* _Task requirements_
State the number of lines in these records that include the word "pursuant", and add nothing to it.

* _Task input_

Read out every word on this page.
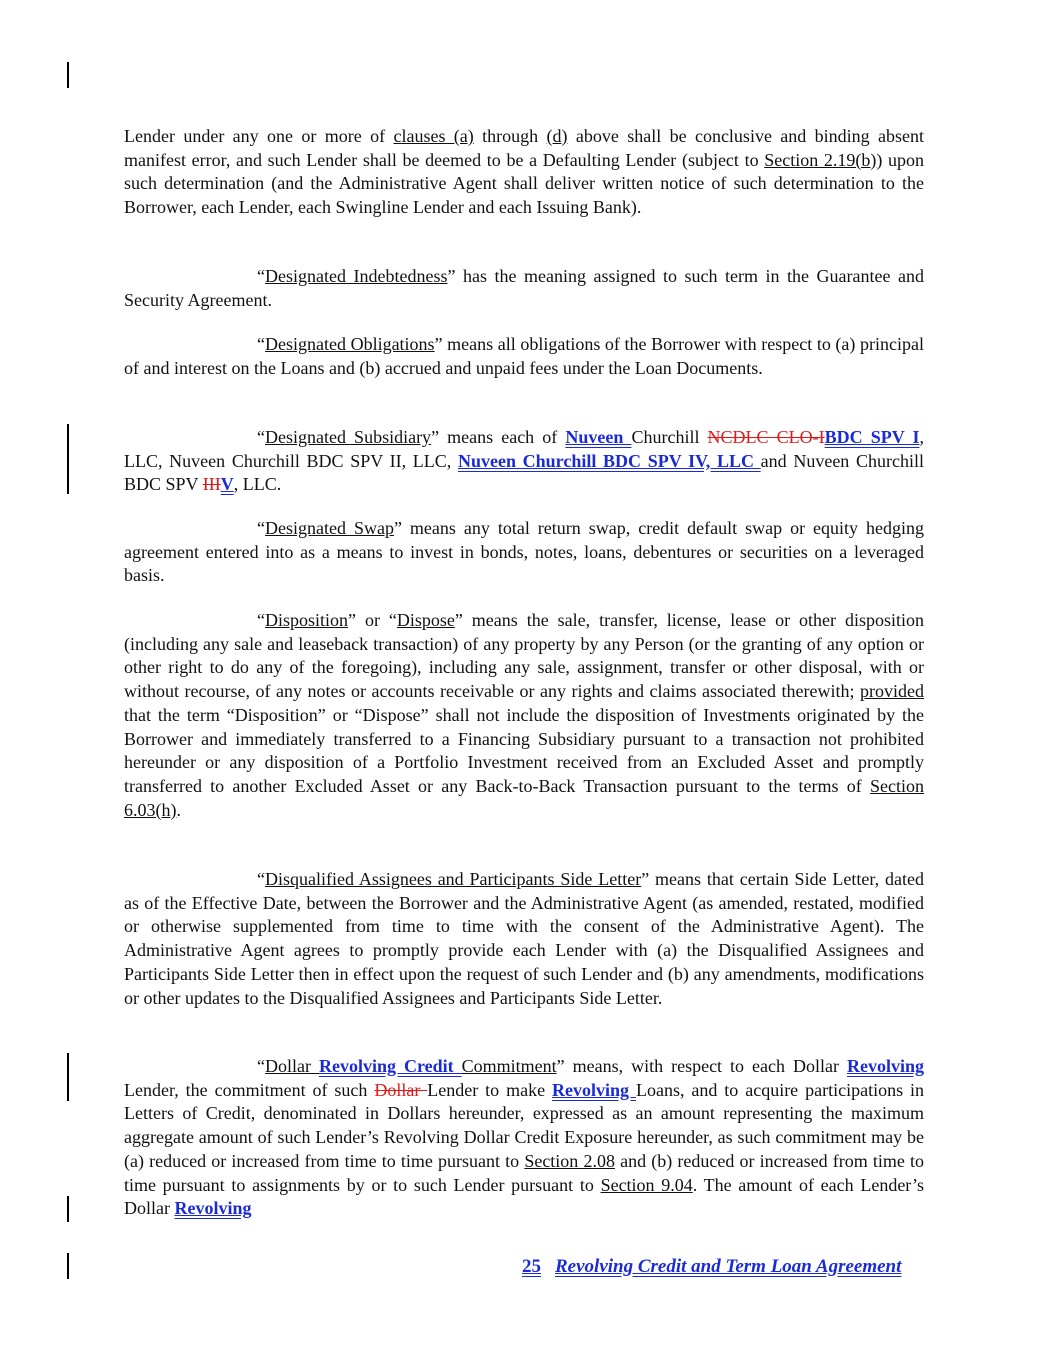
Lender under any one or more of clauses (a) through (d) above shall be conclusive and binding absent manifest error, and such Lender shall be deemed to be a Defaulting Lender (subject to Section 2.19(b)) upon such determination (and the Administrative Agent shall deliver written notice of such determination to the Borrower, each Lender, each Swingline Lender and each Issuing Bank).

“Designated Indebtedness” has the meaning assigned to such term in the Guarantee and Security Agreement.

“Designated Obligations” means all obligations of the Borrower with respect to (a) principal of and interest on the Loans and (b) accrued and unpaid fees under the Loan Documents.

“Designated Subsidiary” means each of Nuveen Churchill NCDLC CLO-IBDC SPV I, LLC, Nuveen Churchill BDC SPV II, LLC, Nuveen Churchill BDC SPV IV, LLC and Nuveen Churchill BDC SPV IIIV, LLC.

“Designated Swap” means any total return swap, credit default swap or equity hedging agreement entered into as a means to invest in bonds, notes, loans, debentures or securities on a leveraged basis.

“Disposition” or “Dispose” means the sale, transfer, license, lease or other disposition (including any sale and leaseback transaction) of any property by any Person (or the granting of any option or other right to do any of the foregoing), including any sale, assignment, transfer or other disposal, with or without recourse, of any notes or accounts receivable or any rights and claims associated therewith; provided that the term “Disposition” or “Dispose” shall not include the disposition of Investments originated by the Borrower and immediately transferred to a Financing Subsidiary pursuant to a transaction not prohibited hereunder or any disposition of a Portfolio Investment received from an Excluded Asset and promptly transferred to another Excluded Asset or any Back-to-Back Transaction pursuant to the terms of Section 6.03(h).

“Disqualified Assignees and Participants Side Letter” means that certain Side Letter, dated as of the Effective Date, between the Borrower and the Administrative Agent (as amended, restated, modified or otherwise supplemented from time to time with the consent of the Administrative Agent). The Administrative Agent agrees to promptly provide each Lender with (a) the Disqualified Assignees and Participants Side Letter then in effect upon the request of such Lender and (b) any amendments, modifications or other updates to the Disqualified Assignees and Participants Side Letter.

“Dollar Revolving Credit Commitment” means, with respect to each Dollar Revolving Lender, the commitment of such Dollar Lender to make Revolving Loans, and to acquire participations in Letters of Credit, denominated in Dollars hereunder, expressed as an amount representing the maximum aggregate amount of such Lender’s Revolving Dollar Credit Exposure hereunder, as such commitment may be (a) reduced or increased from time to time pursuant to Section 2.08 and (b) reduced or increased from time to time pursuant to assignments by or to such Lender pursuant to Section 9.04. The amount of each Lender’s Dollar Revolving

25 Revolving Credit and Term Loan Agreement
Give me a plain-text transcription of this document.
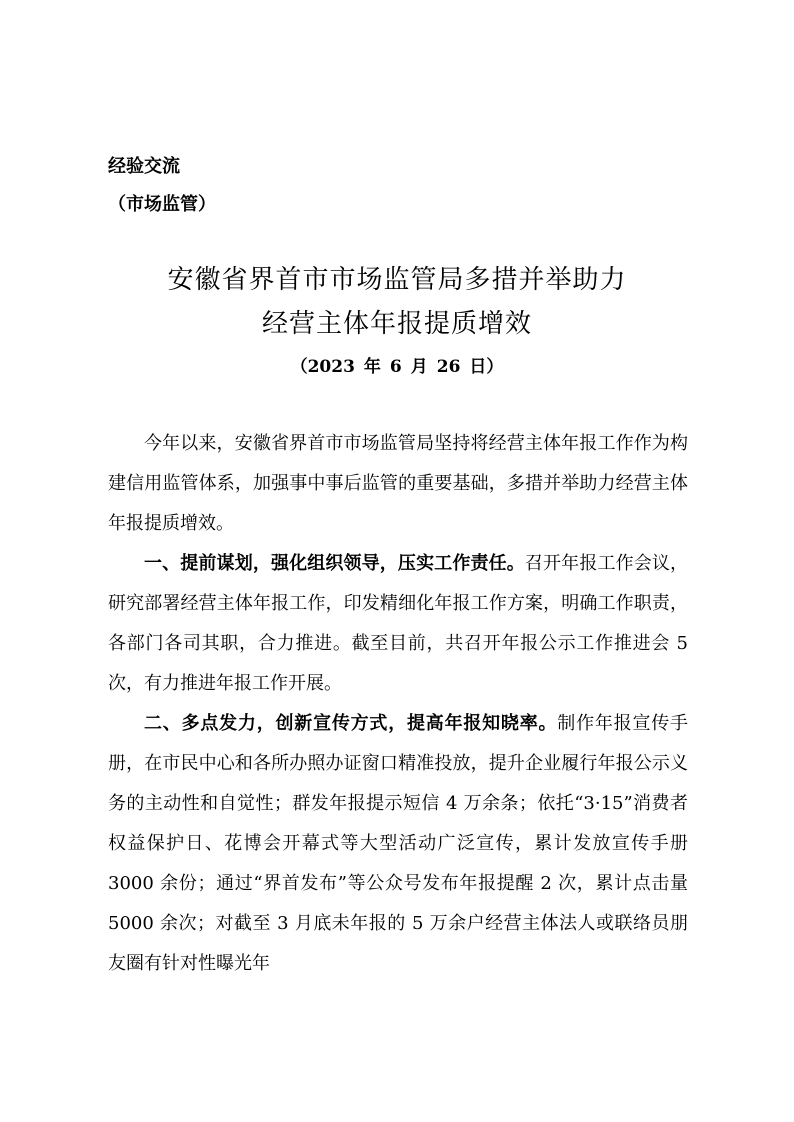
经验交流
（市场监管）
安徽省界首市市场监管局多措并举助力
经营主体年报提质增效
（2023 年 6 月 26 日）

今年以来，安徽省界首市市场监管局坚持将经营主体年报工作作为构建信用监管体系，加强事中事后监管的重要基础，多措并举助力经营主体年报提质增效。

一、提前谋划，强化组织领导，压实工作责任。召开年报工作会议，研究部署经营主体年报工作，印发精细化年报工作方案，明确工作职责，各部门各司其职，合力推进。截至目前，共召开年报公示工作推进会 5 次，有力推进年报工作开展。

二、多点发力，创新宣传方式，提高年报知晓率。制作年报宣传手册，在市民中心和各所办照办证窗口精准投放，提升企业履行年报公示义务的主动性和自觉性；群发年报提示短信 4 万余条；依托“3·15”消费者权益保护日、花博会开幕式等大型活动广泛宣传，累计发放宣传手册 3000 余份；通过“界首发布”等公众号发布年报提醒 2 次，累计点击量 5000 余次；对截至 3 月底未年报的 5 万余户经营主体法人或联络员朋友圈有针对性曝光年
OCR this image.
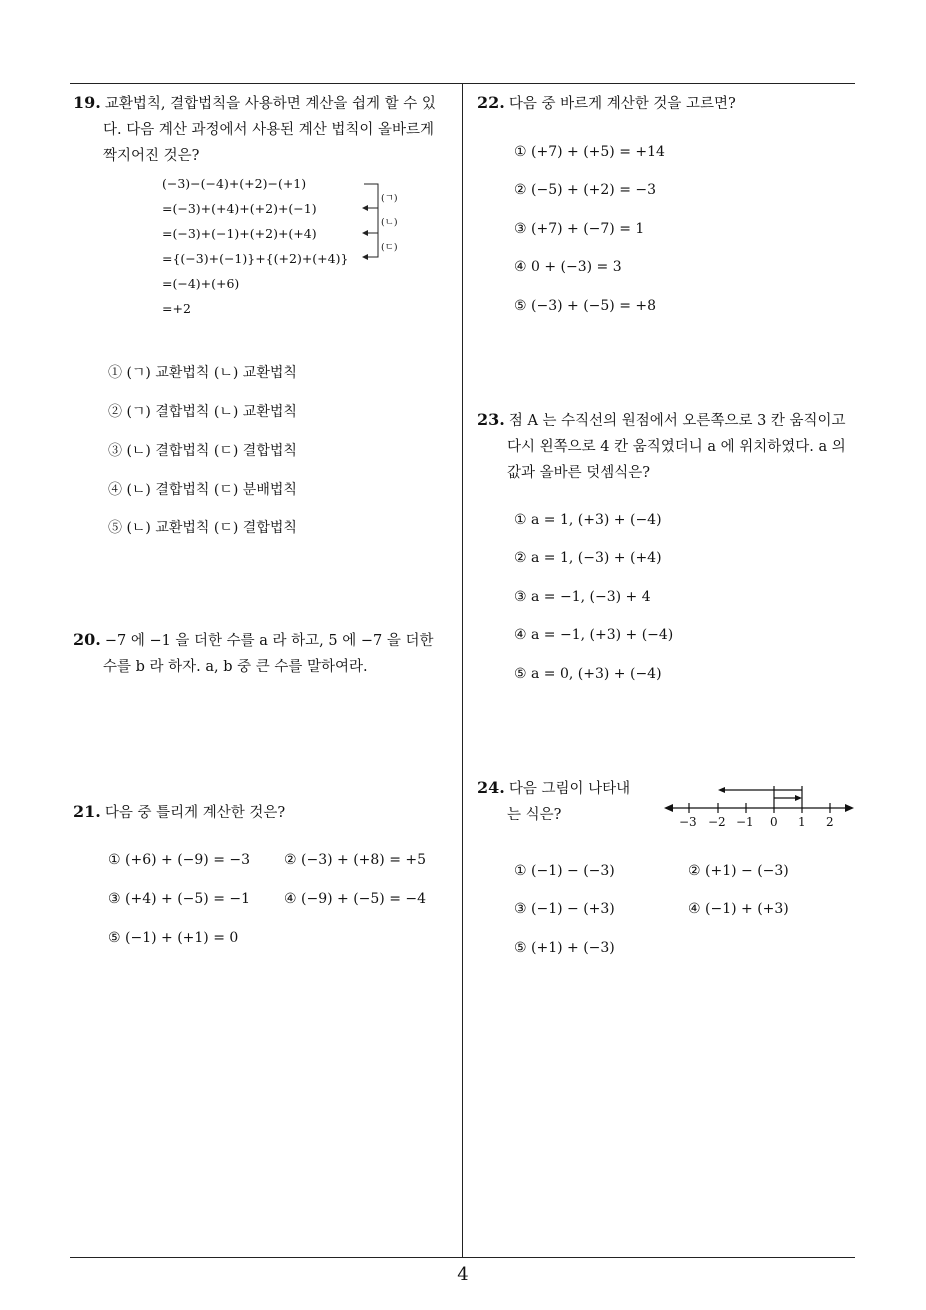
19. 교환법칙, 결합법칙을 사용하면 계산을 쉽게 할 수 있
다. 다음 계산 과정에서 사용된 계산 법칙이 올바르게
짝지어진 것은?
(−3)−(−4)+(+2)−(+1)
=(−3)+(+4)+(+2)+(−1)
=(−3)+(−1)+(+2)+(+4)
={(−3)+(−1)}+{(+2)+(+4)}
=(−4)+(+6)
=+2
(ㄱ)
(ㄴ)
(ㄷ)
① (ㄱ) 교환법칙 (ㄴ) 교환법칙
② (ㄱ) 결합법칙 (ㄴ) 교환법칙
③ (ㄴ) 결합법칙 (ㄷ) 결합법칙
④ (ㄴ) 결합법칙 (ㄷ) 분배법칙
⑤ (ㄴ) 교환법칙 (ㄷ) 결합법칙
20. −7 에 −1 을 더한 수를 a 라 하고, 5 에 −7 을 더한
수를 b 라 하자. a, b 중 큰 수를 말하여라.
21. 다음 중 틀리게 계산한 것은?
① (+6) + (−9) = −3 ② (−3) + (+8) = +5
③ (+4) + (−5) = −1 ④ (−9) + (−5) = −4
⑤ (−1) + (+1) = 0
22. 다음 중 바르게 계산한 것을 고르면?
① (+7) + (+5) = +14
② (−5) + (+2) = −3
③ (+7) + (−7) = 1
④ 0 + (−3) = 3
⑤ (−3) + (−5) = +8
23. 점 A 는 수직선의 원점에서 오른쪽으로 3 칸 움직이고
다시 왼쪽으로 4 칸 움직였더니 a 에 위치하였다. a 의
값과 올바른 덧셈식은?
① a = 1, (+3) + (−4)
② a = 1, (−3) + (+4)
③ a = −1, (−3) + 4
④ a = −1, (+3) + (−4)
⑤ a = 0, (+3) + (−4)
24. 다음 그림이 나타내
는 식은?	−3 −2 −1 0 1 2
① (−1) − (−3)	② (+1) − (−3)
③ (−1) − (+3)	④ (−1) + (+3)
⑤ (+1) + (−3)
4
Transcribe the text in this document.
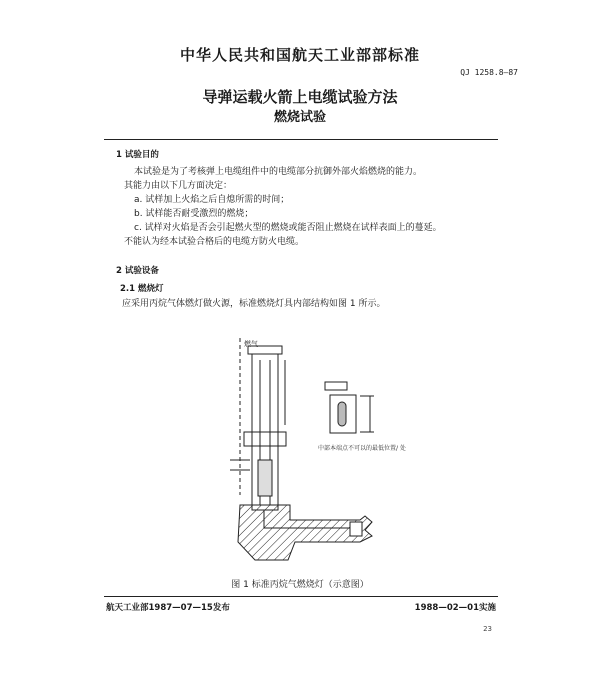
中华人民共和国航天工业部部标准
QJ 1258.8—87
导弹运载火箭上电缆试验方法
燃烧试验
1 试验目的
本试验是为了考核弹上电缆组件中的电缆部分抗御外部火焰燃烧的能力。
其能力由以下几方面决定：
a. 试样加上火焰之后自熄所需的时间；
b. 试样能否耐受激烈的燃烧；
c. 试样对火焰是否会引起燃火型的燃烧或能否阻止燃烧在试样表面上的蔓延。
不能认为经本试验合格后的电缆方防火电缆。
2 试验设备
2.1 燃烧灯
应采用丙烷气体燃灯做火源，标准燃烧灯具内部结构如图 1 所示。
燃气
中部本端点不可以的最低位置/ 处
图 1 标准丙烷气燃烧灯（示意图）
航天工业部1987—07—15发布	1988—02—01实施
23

* _Written response_
2